TASK STATEMENT: Word for word, set down the records and skip each picture.

(Figure content listings)
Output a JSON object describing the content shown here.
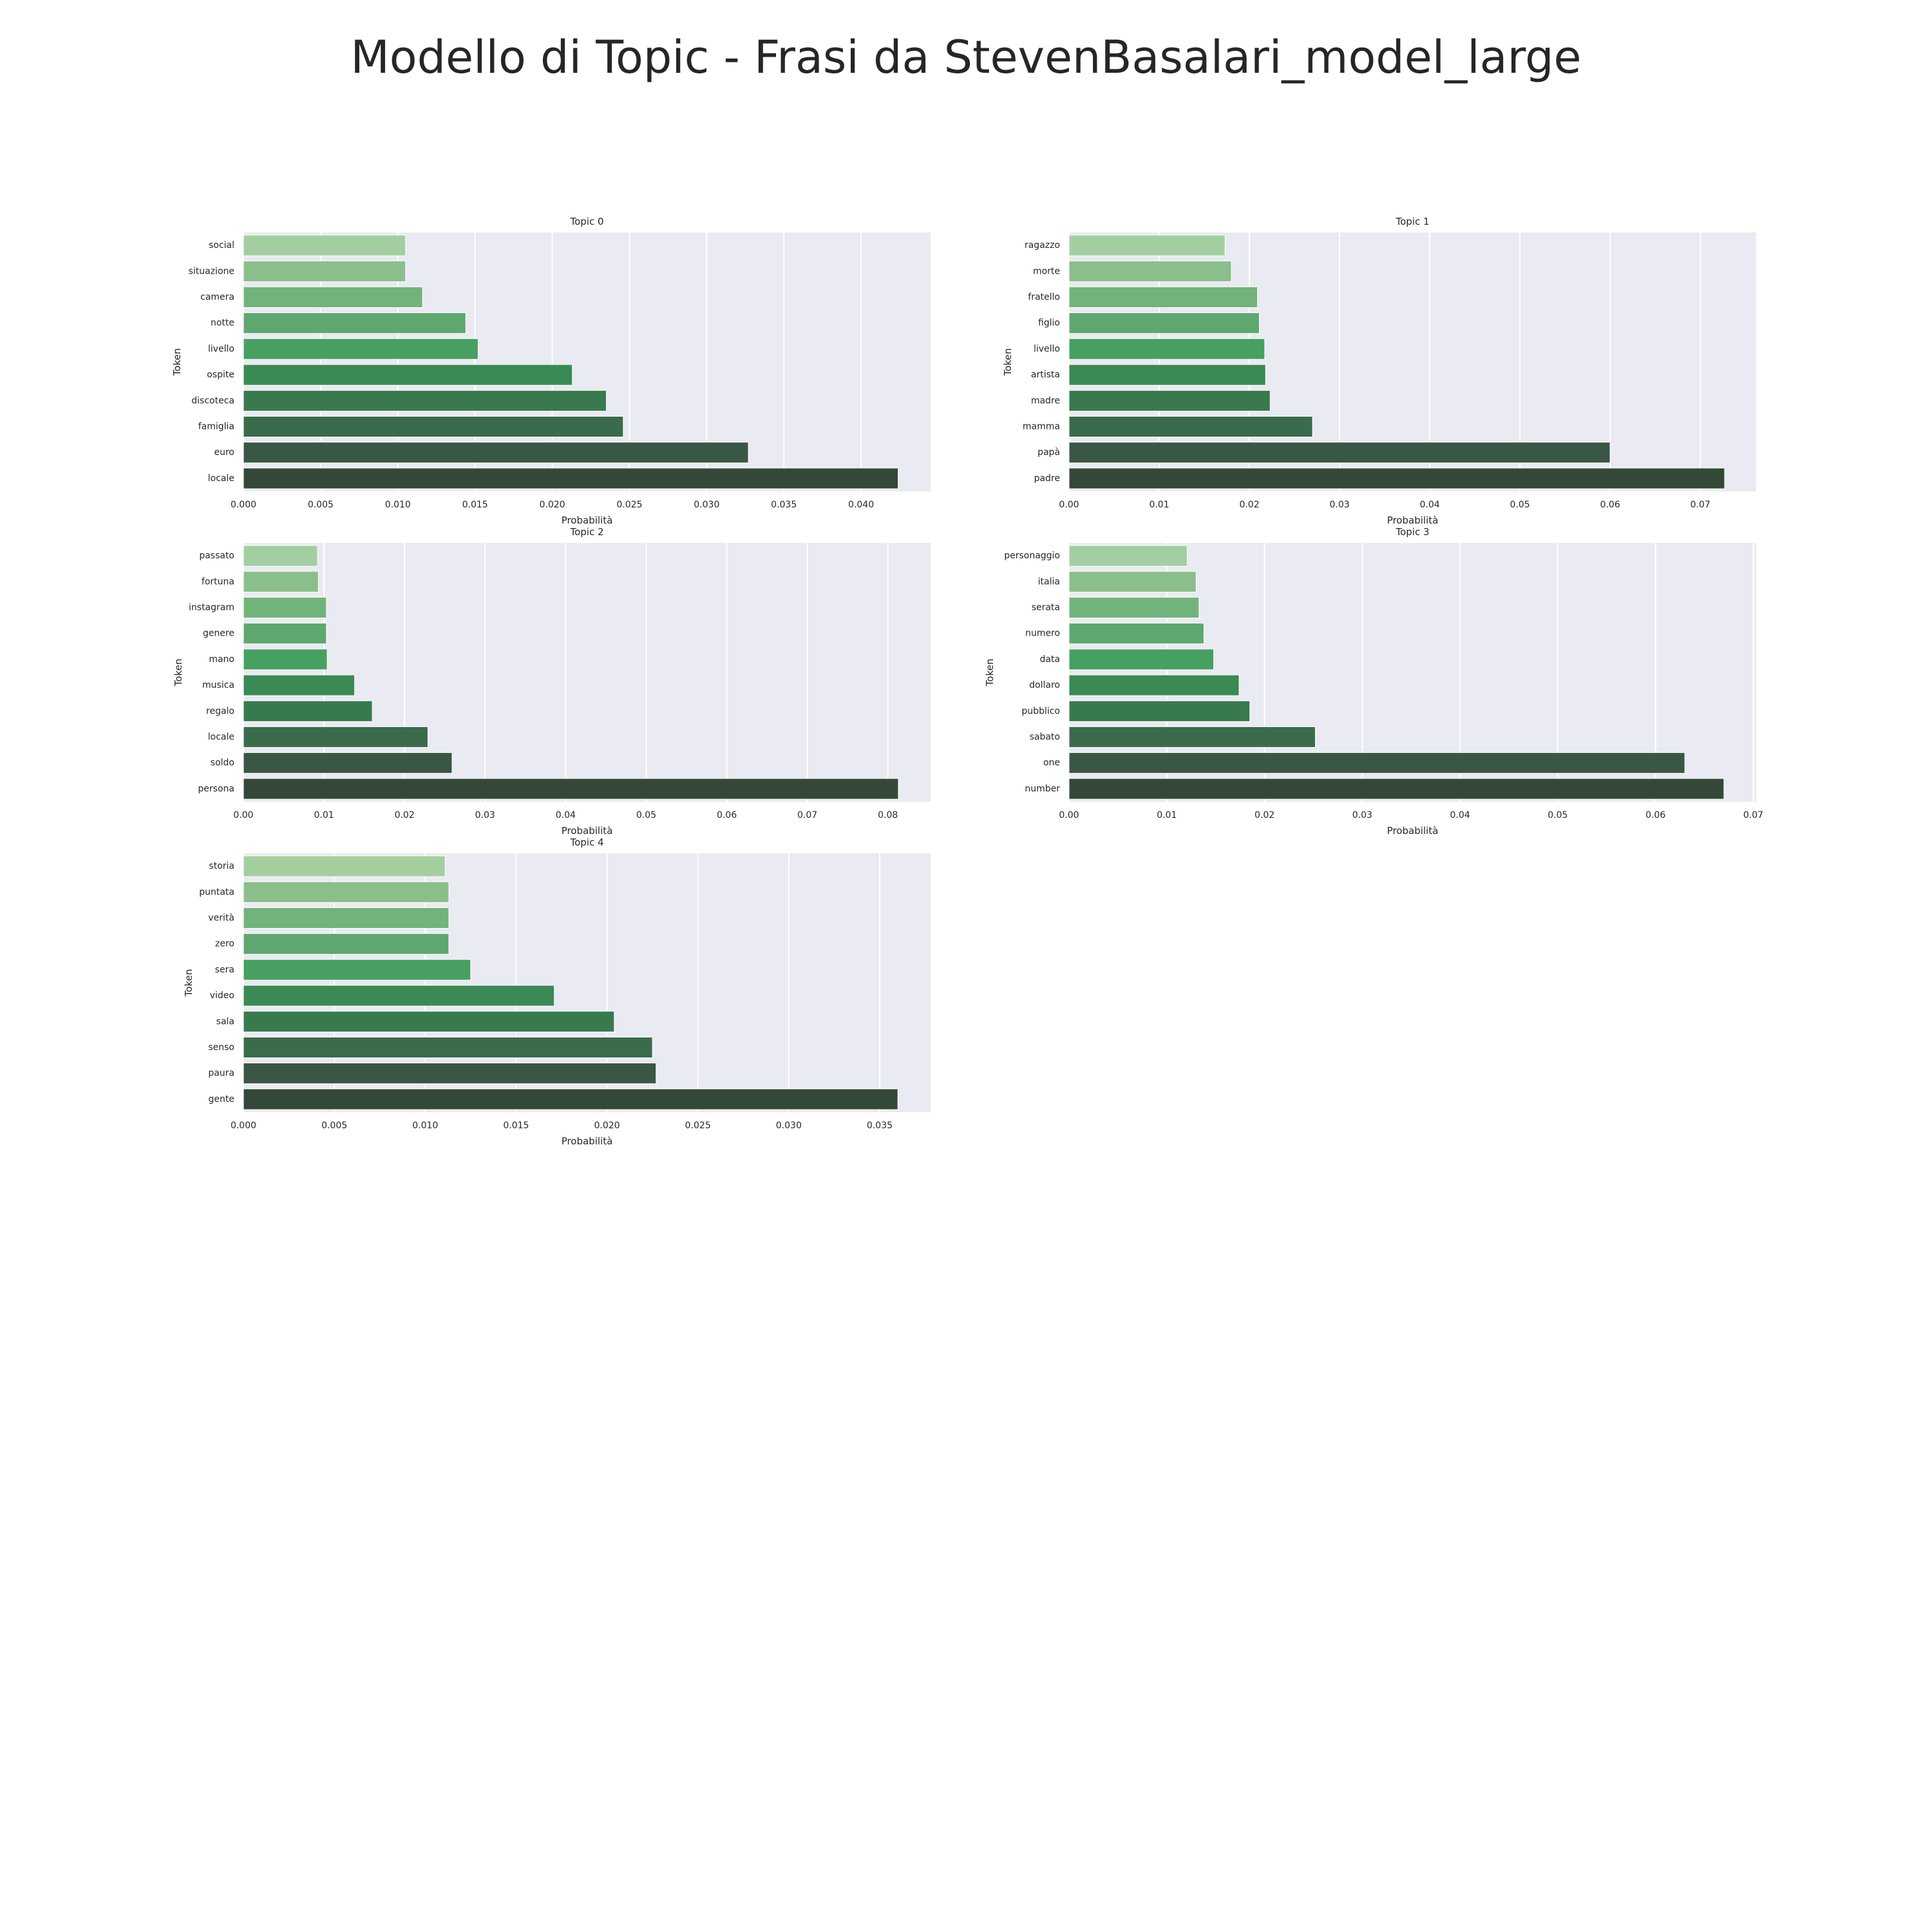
{
  "figure": {
    "title": "Modello di Topic - Frasi da StevenBasalari_model_large"
  },
  "palette": [
    "#a3cfa0",
    "#8abf8b",
    "#72b37c",
    "#5ea86f",
    "#47a062",
    "#3a8a55",
    "#387a4e",
    "#3a6b4a",
    "#3a5644",
    "#344838"
  ],
  "chart_data": [
    {
      "type": "bar",
      "orientation": "horizontal",
      "title": "Topic 0",
      "xlabel": "Probabilità",
      "ylabel": "Token",
      "categories": [
        "social",
        "situazione",
        "camera",
        "notte",
        "livello",
        "ospite",
        "discoteca",
        "famiglia",
        "euro",
        "locale"
      ],
      "values": [
        0.0105,
        0.0105,
        0.0116,
        0.0144,
        0.0152,
        0.0213,
        0.0235,
        0.0246,
        0.0327,
        0.0424
      ],
      "xlim": [
        0,
        0.0445
      ],
      "xticks": [
        0.0,
        0.005,
        0.01,
        0.015,
        0.02,
        0.025,
        0.03,
        0.035,
        0.04
      ],
      "xtick_labels": [
        "0.000",
        "0.005",
        "0.010",
        "0.015",
        "0.020",
        "0.025",
        "0.030",
        "0.035",
        "0.040"
      ],
      "grid": true
    },
    {
      "type": "bar",
      "orientation": "horizontal",
      "title": "Topic 1",
      "xlabel": "Probabilità",
      "ylabel": "Token",
      "categories": [
        "ragazzo",
        "morte",
        "fratello",
        "figlio",
        "livello",
        "artista",
        "madre",
        "mamma",
        "papà",
        "padre"
      ],
      "values": [
        0.0173,
        0.018,
        0.0209,
        0.0211,
        0.0217,
        0.0218,
        0.0223,
        0.027,
        0.06,
        0.0727
      ],
      "xlim": [
        0,
        0.0762
      ],
      "xticks": [
        0.0,
        0.01,
        0.02,
        0.03,
        0.04,
        0.05,
        0.06,
        0.07
      ],
      "xtick_labels": [
        "0.00",
        "0.01",
        "0.02",
        "0.03",
        "0.04",
        "0.05",
        "0.06",
        "0.07"
      ],
      "grid": true
    },
    {
      "type": "bar",
      "orientation": "horizontal",
      "title": "Topic 2",
      "xlabel": "Probabilità",
      "ylabel": "Token",
      "categories": [
        "passato",
        "fortuna",
        "instagram",
        "genere",
        "mano",
        "musica",
        "regalo",
        "locale",
        "soldo",
        "persona"
      ],
      "values": [
        0.0092,
        0.0093,
        0.0103,
        0.0103,
        0.0104,
        0.0138,
        0.016,
        0.0229,
        0.0259,
        0.0813
      ],
      "xlim": [
        0,
        0.0853
      ],
      "xticks": [
        0.0,
        0.01,
        0.02,
        0.03,
        0.04,
        0.05,
        0.06,
        0.07,
        0.08
      ],
      "xtick_labels": [
        "0.00",
        "0.01",
        "0.02",
        "0.03",
        "0.04",
        "0.05",
        "0.06",
        "0.07",
        "0.08"
      ],
      "grid": true
    },
    {
      "type": "bar",
      "orientation": "horizontal",
      "title": "Topic 3",
      "xlabel": "Probabilità",
      "ylabel": "Token",
      "categories": [
        "personaggio",
        "italia",
        "serata",
        "numero",
        "data",
        "dollaro",
        "pubblico",
        "sabato",
        "one",
        "number"
      ],
      "values": [
        0.0121,
        0.013,
        0.0133,
        0.0138,
        0.0148,
        0.0174,
        0.0185,
        0.0252,
        0.063,
        0.067
      ],
      "xlim": [
        0,
        0.0703
      ],
      "xticks": [
        0.0,
        0.01,
        0.02,
        0.03,
        0.04,
        0.05,
        0.06,
        0.07
      ],
      "xtick_labels": [
        "0.00",
        "0.01",
        "0.02",
        "0.03",
        "0.04",
        "0.05",
        "0.06",
        "0.07"
      ],
      "grid": true
    },
    {
      "type": "bar",
      "orientation": "horizontal",
      "title": "Topic 4",
      "xlabel": "Probabilità",
      "ylabel": "Token",
      "categories": [
        "storia",
        "puntata",
        "verità",
        "zero",
        "sera",
        "video",
        "sala",
        "senso",
        "paura",
        "gente"
      ],
      "values": [
        0.0111,
        0.0113,
        0.0113,
        0.0113,
        0.0125,
        0.0171,
        0.0204,
        0.0225,
        0.0227,
        0.036
      ],
      "xlim": [
        0,
        0.0378
      ],
      "xticks": [
        0.0,
        0.005,
        0.01,
        0.015,
        0.02,
        0.025,
        0.03,
        0.035
      ],
      "xtick_labels": [
        "0.000",
        "0.005",
        "0.010",
        "0.015",
        "0.020",
        "0.025",
        "0.030",
        "0.035"
      ],
      "grid": true
    }
  ]
}
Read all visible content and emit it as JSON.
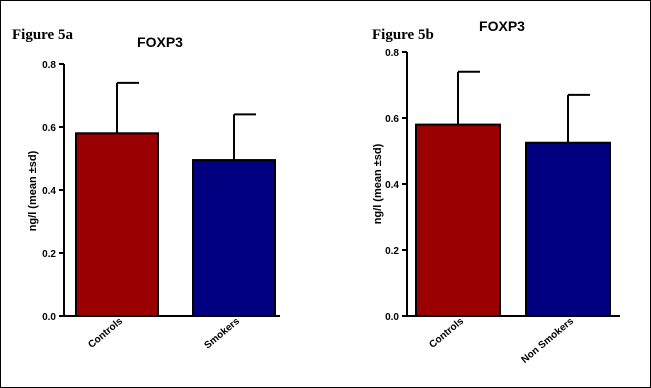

SOLUTION FOR THIS PROBLEM:
Output a JSON object describing the content shown here.
{
  "figure": {
    "title": "Modello di Topic - Frasi da StevenBasalari_model_large"
  },
  "palette": [
    "#a3cfa0",
    "#8abf8b",
    "#72b37c",
    "#5ea86f",
    "#47a062",
    "#3a8a55",
    "#387a4e",
    "#3a6b4a",
    "#3a5644",
    "#344838"
  ],
  "chart_data": [
    {
      "type": "bar",
      "orientation": "horizontal",
      "title": "Topic 0",
      "xlabel": "Probabilità",
      "ylabel": "Token",
      "categories": [
        "social",
        "situazione",
        "camera",
        "notte",
        "livello",
        "ospite",
        "discoteca",
        "famiglia",
        "euro",
        "locale"
      ],
      "values": [
        0.0105,
        0.0105,
        0.0116,
        0.0144,
        0.0152,
        0.0213,
        0.0235,
        0.0246,
        0.0327,
        0.0424
      ],
      "xlim": [
        0,
        0.0445
      ],
      "xticks": [
        0.0,
        0.005,
        0.01,
        0.015,
        0.02,
        0.025,
        0.03,
        0.035,
        0.04
      ],
      "xtick_labels": [
        "0.000",
        "0.005",
        "0.010",
        "0.015",
        "0.020",
        "0.025",
        "0.030",
        "0.035",
        "0.040"
      ],
      "grid": true
    },
    {
      "type": "bar",
      "orientation": "horizontal",
      "title": "Topic 1",
      "xlabel": "Probabilità",
      "ylabel": "Token",
      "categories": [
        "ragazzo",
        "morte",
        "fratello",
        "figlio",
        "livello",
        "artista",
        "madre",
        "mamma",
        "papà",
        "padre"
      ],
      "values": [
        0.0173,
        0.018,
        0.0209,
        0.0211,
        0.0217,
        0.0218,
        0.0223,
        0.027,
        0.06,
        0.0727
      ],
      "xlim": [
        0,
        0.0762
      ],
      "xticks": [
        0.0,
        0.01,
        0.02,
        0.03,
        0.04,
        0.05,
        0.06,
        0.07
      ],
      "xtick_labels": [
        "0.00",
        "0.01",
        "0.02",
        "0.03",
        "0.04",
        "0.05",
        "0.06",
        "0.07"
      ],
      "grid": true
    },
    {
      "type": "bar",
      "orientation": "horizontal",
      "title": "Topic 2",
      "xlabel": "Probabilità",
      "ylabel": "Token",
      "categories": [
        "passato",
        "fortuna",
        "instagram",
        "genere",
        "mano",
        "musica",
        "regalo",
        "locale",
        "soldo",
        "persona"
      ],
      "values": [
        0.0092,
        0.0093,
        0.0103,
        0.0103,
        0.0104,
        0.0138,
        0.016,
        0.0229,
        0.0259,
        0.0813
      ],
      "xlim": [
        0,
        0.0853
      ],
      "xticks": [
        0.0,
        0.01,
        0.02,
        0.03,
        0.04,
        0.05,
        0.06,
        0.07,
        0.08
      ],
      "xtick_labels": [
        "0.00",
        "0.01",
        "0.02",
        "0.03",
        "0.04",
        "0.05",
        "0.06",
        "0.07",
        "0.08"
      ],
      "grid": true
    },
    {
      "type": "bar",
      "orientation": "horizontal",
      "title": "Topic 3",
      "xlabel": "Probabilità",
      "ylabel": "Token",
      "categories": [
        "personaggio",
        "italia",
        "serata",
        "numero",
        "data",
        "dollaro",
        "pubblico",
        "sabato",
        "one",
        "number"
      ],
      "values": [
        0.0121,
        0.013,
        0.0133,
        0.0138,
        0.0148,
        0.0174,
        0.0185,
        0.0252,
        0.063,
        0.067
      ],
      "xlim": [
        0,
        0.0703
      ],
      "xticks": [
        0.0,
        0.01,
        0.02,
        0.03,
        0.04,
        0.05,
        0.06,
        0.07
      ],
      "xtick_labels": [
        "0.00",
        "0.01",
        "0.02",
        "0.03",
        "0.04",
        "0.05",
        "0.06",
        "0.07"
      ],
      "grid": true
    },
    {
      "type": "bar",
      "orientation": "horizontal",
      "title": "Topic 4",
      "xlabel": "Probabilità",
      "ylabel": "Token",
      "categories": [
        "storia",
        "puntata",
        "verità",
        "zero",
        "sera",
        "video",
        "sala",
        "senso",
        "paura",
        "gente"
      ],
      "values": [
        0.0111,
        0.0113,
        0.0113,
        0.0113,
        0.0125,
        0.0171,
        0.0204,
        0.0225,
        0.0227,
        0.036
      ],
      "xlim": [
        0,
        0.0378
      ],
      "xticks": [
        0.0,
        0.005,
        0.01,
        0.015,
        0.02,
        0.025,
        0.03,
        0.035
      ],
      "xtick_labels": [
        "0.000",
        "0.005",
        "0.010",
        "0.015",
        "0.020",
        "0.025",
        "0.030",
        "0.035"
      ],
      "grid": true
    }
  ]
}
Read all visible content and emit it as JSON.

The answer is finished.